* _WORK REQUIRED_:
Reproduce the listing below in its entirety. Change nothing.

Figure record extracts:
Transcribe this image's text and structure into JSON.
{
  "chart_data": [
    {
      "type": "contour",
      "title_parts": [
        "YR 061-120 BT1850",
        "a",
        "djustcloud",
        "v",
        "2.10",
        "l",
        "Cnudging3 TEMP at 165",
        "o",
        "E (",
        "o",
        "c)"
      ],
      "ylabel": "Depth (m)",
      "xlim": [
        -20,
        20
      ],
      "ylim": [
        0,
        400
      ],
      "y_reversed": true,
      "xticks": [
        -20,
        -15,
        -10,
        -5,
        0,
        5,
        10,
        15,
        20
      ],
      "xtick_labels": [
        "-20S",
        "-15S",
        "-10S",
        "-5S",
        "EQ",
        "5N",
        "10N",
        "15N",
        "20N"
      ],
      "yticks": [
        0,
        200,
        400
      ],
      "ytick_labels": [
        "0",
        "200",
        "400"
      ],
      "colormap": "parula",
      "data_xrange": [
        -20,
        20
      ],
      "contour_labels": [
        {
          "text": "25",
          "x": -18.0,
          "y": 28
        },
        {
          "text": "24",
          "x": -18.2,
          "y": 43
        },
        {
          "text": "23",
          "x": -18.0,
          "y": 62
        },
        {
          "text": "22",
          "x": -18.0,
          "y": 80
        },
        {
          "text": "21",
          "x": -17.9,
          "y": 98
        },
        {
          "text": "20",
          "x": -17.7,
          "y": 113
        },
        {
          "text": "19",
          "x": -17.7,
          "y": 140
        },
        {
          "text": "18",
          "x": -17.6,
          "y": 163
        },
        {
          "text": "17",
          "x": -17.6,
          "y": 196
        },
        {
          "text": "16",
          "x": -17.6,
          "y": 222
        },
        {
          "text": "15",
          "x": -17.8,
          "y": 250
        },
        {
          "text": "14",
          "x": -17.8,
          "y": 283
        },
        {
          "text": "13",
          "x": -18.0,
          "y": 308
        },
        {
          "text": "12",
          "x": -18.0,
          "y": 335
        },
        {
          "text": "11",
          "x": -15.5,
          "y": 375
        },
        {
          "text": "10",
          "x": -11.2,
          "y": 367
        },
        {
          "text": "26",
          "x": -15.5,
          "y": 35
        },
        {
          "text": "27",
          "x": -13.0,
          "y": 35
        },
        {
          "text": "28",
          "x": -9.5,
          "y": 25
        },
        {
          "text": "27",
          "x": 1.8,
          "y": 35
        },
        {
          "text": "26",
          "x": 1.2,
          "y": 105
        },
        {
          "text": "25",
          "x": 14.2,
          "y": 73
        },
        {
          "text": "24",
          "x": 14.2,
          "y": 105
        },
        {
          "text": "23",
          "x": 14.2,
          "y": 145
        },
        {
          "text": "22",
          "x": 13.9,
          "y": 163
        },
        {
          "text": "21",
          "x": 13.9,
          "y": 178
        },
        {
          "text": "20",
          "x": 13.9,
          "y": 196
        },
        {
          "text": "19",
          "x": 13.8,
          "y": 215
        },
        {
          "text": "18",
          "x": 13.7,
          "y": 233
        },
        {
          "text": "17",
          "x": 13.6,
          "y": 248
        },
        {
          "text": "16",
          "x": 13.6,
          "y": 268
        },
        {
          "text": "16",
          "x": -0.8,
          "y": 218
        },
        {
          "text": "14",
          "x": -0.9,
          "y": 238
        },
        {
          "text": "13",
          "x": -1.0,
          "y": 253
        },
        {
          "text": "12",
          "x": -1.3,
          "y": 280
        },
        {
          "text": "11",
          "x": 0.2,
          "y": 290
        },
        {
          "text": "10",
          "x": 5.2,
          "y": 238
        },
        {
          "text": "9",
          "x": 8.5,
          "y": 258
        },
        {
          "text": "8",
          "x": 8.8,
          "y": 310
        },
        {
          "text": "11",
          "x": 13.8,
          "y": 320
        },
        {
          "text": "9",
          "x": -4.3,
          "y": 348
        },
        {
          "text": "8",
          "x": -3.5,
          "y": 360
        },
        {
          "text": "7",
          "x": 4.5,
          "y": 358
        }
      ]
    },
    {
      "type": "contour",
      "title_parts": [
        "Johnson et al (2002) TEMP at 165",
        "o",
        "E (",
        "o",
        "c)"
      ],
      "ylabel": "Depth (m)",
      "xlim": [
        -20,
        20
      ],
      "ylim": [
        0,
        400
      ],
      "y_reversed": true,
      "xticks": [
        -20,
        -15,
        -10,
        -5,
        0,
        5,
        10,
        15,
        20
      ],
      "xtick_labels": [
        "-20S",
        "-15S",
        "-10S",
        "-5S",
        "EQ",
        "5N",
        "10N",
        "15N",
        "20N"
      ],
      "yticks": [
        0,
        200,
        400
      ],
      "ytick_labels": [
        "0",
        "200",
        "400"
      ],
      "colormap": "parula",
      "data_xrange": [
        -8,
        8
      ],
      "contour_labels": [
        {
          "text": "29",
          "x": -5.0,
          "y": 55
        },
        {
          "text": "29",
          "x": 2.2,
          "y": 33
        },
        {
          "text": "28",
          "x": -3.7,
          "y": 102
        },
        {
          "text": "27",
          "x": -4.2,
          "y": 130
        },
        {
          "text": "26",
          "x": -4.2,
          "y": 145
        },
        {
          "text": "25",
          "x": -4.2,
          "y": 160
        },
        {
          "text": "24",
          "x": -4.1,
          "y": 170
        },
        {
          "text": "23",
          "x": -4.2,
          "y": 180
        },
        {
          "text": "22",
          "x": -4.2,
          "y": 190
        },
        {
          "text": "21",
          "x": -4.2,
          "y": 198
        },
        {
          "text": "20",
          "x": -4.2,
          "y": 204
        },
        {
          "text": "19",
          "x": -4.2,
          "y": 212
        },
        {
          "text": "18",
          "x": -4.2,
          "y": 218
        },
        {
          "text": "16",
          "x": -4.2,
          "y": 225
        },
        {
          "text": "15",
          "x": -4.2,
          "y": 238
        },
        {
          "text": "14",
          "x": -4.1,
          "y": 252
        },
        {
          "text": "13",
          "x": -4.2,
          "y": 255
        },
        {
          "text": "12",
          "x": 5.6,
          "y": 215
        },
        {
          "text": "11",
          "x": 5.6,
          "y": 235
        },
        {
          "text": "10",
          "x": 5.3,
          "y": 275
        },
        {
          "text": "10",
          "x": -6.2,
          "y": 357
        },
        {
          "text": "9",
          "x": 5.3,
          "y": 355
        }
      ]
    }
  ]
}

* _SOLUTION TO THIS EXERCISE_:
Transcribe this image's text and structure into JSON.
{
  "chart_data": [
    {
      "type": "contour",
      "title_parts": [
        "YR 061-120 BT1850",
        "a",
        "djustcloud",
        "v",
        "2.10",
        "l",
        "Cnudging3 TEMP at 165",
        "o",
        "E (",
        "o",
        "c)"
      ],
      "ylabel": "Depth (m)",
      "xlim": [
        -20,
        20
      ],
      "ylim": [
        0,
        400
      ],
      "y_reversed": true,
      "xticks": [
        -20,
        -15,
        -10,
        -5,
        0,
        5,
        10,
        15,
        20
      ],
      "xtick_labels": [
        "-20S",
        "-15S",
        "-10S",
        "-5S",
        "EQ",
        "5N",
        "10N",
        "15N",
        "20N"
      ],
      "yticks": [
        0,
        200,
        400
      ],
      "ytick_labels": [
        "0",
        "200",
        "400"
      ],
      "colormap": "parula",
      "data_xrange": [
        -20,
        20
      ],
      "contour_labels": [
        {
          "text": "25",
          "x": -18.0,
          "y": 28
        },
        {
          "text": "24",
          "x": -18.2,
          "y": 43
        },
        {
          "text": "23",
          "x": -18.0,
          "y": 62
        },
        {
          "text": "22",
          "x": -18.0,
          "y": 80
        },
        {
          "text": "21",
          "x": -17.9,
          "y": 98
        },
        {
          "text": "20",
          "x": -17.7,
          "y": 113
        },
        {
          "text": "19",
          "x": -17.7,
          "y": 140
        },
        {
          "text": "18",
          "x": -17.6,
          "y": 163
        },
        {
          "text": "17",
          "x": -17.6,
          "y": 196
        },
        {
          "text": "16",
          "x": -17.6,
          "y": 222
        },
        {
          "text": "15",
          "x": -17.8,
          "y": 250
        },
        {
          "text": "14",
          "x": -17.8,
          "y": 283
        },
        {
          "text": "13",
          "x": -18.0,
          "y": 308
        },
        {
          "text": "12",
          "x": -18.0,
          "y": 335
        },
        {
          "text": "11",
          "x": -15.5,
          "y": 375
        },
        {
          "text": "10",
          "x": -11.2,
          "y": 367
        },
        {
          "text": "26",
          "x": -15.5,
          "y": 35
        },
        {
          "text": "27",
          "x": -13.0,
          "y": 35
        },
        {
          "text": "28",
          "x": -9.5,
          "y": 25
        },
        {
          "text": "27",
          "x": 1.8,
          "y": 35
        },
        {
          "text": "26",
          "x": 1.2,
          "y": 105
        },
        {
          "text": "25",
          "x": 14.2,
          "y": 73
        },
        {
          "text": "24",
          "x": 14.2,
          "y": 105
        },
        {
          "text": "23",
          "x": 14.2,
          "y": 145
        },
        {
          "text": "22",
          "x": 13.9,
          "y": 163
        },
        {
          "text": "21",
          "x": 13.9,
          "y": 178
        },
        {
          "text": "20",
          "x": 13.9,
          "y": 196
        },
        {
          "text": "19",
          "x": 13.8,
          "y": 215
        },
        {
          "text": "18",
          "x": 13.7,
          "y": 233
        },
        {
          "text": "17",
          "x": 13.6,
          "y": 248
        },
        {
          "text": "16",
          "x": 13.6,
          "y": 268
        },
        {
          "text": "16",
          "x": -0.8,
          "y": 218
        },
        {
          "text": "14",
          "x": -0.9,
          "y": 238
        },
        {
          "text": "13",
          "x": -1.0,
          "y": 253
        },
        {
          "text": "12",
          "x": -1.3,
          "y": 280
        },
        {
          "text": "11",
          "x": 0.2,
          "y": 290
        },
        {
          "text": "10",
          "x": 5.2,
          "y": 238
        },
        {
          "text": "9",
          "x": 8.5,
          "y": 258
        },
        {
          "text": "8",
          "x": 8.8,
          "y": 310
        },
        {
          "text": "11",
          "x": 13.8,
          "y": 320
        },
        {
          "text": "9",
          "x": -4.3,
          "y": 348
        },
        {
          "text": "8",
          "x": -3.5,
          "y": 360
        },
        {
          "text": "7",
          "x": 4.5,
          "y": 358
        }
      ]
    },
    {
      "type": "contour",
      "title_parts": [
        "Johnson et al (2002) TEMP at 165",
        "o",
        "E (",
        "o",
        "c)"
      ],
      "ylabel": "Depth (m)",
      "xlim": [
        -20,
        20
      ],
      "ylim": [
        0,
        400
      ],
      "y_reversed": true,
      "xticks": [
        -20,
        -15,
        -10,
        -5,
        0,
        5,
        10,
        15,
        20
      ],
      "xtick_labels": [
        "-20S",
        "-15S",
        "-10S",
        "-5S",
        "EQ",
        "5N",
        "10N",
        "15N",
        "20N"
      ],
      "yticks": [
        0,
        200,
        400
      ],
      "ytick_labels": [
        "0",
        "200",
        "400"
      ],
      "colormap": "parula",
      "data_xrange": [
        -8,
        8
      ],
      "contour_labels": [
        {
          "text": "29",
          "x": -5.0,
          "y": 55
        },
        {
          "text": "29",
          "x": 2.2,
          "y": 33
        },
        {
          "text": "28",
          "x": -3.7,
          "y": 102
        },
        {
          "text": "27",
          "x": -4.2,
          "y": 130
        },
        {
          "text": "26",
          "x": -4.2,
          "y": 145
        },
        {
          "text": "25",
          "x": -4.2,
          "y": 160
        },
        {
          "text": "24",
          "x": -4.1,
          "y": 170
        },
        {
          "text": "23",
          "x": -4.2,
          "y": 180
        },
        {
          "text": "22",
          "x": -4.2,
          "y": 190
        },
        {
          "text": "21",
          "x": -4.2,
          "y": 198
        },
        {
          "text": "20",
          "x": -4.2,
          "y": 204
        },
        {
          "text": "19",
          "x": -4.2,
          "y": 212
        },
        {
          "text": "18",
          "x": -4.2,
          "y": 218
        },
        {
          "text": "16",
          "x": -4.2,
          "y": 225
        },
        {
          "text": "15",
          "x": -4.2,
          "y": 238
        },
        {
          "text": "14",
          "x": -4.1,
          "y": 252
        },
        {
          "text": "13",
          "x": -4.2,
          "y": 255
        },
        {
          "text": "12",
          "x": 5.6,
          "y": 215
        },
        {
          "text": "11",
          "x": 5.6,
          "y": 235
        },
        {
          "text": "10",
          "x": 5.3,
          "y": 275
        },
        {
          "text": "10",
          "x": -6.2,
          "y": 357
        },
        {
          "text": "9",
          "x": 5.3,
          "y": 355
        }
      ]
    }
  ]
}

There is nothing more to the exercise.